WHAT YOU ARE ASKED TO DO: Find the string "name" in the records. Copy every line it appears in.

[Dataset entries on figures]
--- start ---

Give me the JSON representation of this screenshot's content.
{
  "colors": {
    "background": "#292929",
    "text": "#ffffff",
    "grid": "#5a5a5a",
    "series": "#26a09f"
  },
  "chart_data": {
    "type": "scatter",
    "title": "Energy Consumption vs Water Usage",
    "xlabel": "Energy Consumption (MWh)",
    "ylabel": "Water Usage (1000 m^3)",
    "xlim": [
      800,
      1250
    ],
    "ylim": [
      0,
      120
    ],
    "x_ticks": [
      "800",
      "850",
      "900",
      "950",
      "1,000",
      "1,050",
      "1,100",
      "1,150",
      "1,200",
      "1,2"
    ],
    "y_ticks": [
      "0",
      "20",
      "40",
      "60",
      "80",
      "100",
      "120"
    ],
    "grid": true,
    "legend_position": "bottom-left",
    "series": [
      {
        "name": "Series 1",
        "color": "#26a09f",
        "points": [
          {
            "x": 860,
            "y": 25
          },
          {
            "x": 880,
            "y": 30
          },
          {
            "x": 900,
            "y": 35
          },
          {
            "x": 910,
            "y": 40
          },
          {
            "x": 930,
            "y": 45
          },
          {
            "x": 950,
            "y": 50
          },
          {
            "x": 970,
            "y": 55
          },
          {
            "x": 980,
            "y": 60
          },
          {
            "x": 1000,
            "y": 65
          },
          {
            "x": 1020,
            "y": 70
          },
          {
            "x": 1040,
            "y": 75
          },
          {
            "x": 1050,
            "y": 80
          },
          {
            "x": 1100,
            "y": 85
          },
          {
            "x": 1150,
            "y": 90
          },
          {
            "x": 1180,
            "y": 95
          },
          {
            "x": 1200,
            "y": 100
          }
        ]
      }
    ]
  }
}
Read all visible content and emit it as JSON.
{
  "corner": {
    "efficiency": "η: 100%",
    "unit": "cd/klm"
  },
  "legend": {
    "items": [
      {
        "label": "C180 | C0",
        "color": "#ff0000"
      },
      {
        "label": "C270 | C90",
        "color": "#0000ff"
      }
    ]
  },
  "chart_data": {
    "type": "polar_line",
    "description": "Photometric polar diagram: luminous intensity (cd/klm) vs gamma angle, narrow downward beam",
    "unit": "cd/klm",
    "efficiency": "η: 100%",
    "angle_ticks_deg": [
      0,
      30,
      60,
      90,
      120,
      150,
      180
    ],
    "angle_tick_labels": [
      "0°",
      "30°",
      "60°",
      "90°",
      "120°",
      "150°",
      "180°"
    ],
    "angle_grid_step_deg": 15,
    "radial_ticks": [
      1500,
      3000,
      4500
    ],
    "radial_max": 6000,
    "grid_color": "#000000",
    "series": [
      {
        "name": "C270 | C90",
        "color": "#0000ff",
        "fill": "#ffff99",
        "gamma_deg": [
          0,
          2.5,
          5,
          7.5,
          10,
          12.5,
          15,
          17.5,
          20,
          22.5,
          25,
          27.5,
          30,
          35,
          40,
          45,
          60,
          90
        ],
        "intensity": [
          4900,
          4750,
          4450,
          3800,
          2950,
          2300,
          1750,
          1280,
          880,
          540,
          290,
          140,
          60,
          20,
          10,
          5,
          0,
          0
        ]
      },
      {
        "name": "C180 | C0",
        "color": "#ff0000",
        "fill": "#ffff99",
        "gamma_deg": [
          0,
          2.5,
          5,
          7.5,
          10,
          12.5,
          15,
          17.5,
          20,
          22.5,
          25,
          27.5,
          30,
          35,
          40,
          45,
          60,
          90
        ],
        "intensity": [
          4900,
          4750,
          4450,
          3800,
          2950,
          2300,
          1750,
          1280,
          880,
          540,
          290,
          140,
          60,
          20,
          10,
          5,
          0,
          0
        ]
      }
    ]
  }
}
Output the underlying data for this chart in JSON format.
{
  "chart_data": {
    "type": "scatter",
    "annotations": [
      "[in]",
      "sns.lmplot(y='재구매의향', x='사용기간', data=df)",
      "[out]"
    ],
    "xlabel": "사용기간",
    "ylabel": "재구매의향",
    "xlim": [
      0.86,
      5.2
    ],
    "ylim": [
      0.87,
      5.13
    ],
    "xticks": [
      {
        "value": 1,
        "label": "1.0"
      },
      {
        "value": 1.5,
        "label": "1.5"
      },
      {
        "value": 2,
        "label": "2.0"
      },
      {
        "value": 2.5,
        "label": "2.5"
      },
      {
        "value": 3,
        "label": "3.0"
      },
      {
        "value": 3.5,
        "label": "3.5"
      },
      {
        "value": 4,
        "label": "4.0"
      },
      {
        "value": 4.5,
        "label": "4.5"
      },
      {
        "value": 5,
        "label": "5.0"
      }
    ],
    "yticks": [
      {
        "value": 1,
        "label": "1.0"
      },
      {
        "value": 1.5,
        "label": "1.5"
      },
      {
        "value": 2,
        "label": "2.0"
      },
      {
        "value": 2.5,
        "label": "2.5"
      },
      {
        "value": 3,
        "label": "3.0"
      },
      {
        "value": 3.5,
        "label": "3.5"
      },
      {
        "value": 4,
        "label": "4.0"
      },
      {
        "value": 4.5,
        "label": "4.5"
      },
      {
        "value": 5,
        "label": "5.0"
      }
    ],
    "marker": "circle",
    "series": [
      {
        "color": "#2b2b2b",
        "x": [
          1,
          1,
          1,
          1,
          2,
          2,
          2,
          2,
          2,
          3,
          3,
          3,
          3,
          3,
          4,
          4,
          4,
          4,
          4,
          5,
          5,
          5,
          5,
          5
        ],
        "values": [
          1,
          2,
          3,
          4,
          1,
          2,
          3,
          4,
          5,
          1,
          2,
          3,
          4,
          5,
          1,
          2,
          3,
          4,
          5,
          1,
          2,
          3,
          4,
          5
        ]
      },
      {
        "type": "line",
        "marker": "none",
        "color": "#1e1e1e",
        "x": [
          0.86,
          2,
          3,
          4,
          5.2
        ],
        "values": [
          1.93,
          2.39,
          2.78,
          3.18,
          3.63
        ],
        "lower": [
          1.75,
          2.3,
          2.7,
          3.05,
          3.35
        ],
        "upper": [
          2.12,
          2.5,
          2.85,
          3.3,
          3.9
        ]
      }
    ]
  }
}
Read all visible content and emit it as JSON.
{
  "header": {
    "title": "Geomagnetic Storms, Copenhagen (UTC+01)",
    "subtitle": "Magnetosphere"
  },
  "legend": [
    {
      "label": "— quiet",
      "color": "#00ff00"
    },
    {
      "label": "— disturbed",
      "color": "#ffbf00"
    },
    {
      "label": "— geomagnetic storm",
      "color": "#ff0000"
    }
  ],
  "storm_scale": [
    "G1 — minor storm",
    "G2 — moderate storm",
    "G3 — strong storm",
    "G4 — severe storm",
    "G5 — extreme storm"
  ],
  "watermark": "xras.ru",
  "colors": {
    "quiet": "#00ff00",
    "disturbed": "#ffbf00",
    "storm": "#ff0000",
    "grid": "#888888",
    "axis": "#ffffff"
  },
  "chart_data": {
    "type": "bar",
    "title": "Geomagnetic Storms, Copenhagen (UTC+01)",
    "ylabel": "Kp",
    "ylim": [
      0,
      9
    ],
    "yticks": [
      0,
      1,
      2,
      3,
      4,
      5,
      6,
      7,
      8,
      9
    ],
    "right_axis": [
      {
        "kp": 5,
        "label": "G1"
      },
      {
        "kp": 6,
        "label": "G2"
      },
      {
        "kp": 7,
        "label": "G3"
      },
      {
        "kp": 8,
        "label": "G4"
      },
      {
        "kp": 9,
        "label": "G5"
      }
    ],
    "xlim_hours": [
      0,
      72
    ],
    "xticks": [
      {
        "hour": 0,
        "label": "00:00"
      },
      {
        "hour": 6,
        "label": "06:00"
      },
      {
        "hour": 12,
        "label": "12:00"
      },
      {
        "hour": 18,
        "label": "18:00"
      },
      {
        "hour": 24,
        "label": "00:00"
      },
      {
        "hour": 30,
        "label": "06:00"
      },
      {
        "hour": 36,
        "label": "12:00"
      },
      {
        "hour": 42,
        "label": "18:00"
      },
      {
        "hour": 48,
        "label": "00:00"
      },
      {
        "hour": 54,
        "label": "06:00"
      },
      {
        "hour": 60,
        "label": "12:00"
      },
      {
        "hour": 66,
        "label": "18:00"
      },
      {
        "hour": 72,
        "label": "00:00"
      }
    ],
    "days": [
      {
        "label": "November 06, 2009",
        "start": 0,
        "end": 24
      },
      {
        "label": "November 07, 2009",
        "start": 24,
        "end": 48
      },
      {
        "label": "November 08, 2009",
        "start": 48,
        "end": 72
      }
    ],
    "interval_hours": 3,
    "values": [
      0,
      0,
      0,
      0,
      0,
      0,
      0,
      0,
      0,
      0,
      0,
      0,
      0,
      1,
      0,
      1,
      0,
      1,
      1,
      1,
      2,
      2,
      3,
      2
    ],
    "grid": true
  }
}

--- end ---

ANSWER TO THE TASK:
        "name": "Series 1",
        "name": "C270 | C90",
        "name": "C180 | C0",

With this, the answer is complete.